REQUIREMENT — In the material below, find how many lines contain the string "with". Write only that number.

RECORDS SHOWN —
════════

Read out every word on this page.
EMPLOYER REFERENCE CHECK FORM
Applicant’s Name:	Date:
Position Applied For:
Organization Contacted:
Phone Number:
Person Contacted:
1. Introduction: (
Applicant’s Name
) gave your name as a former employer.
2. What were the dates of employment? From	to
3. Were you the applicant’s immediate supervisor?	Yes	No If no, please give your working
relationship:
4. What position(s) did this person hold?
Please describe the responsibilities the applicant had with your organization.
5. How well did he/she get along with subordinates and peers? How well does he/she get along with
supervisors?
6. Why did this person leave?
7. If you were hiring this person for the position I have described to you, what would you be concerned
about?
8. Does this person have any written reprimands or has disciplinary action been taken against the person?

════════

RESPONSE — 2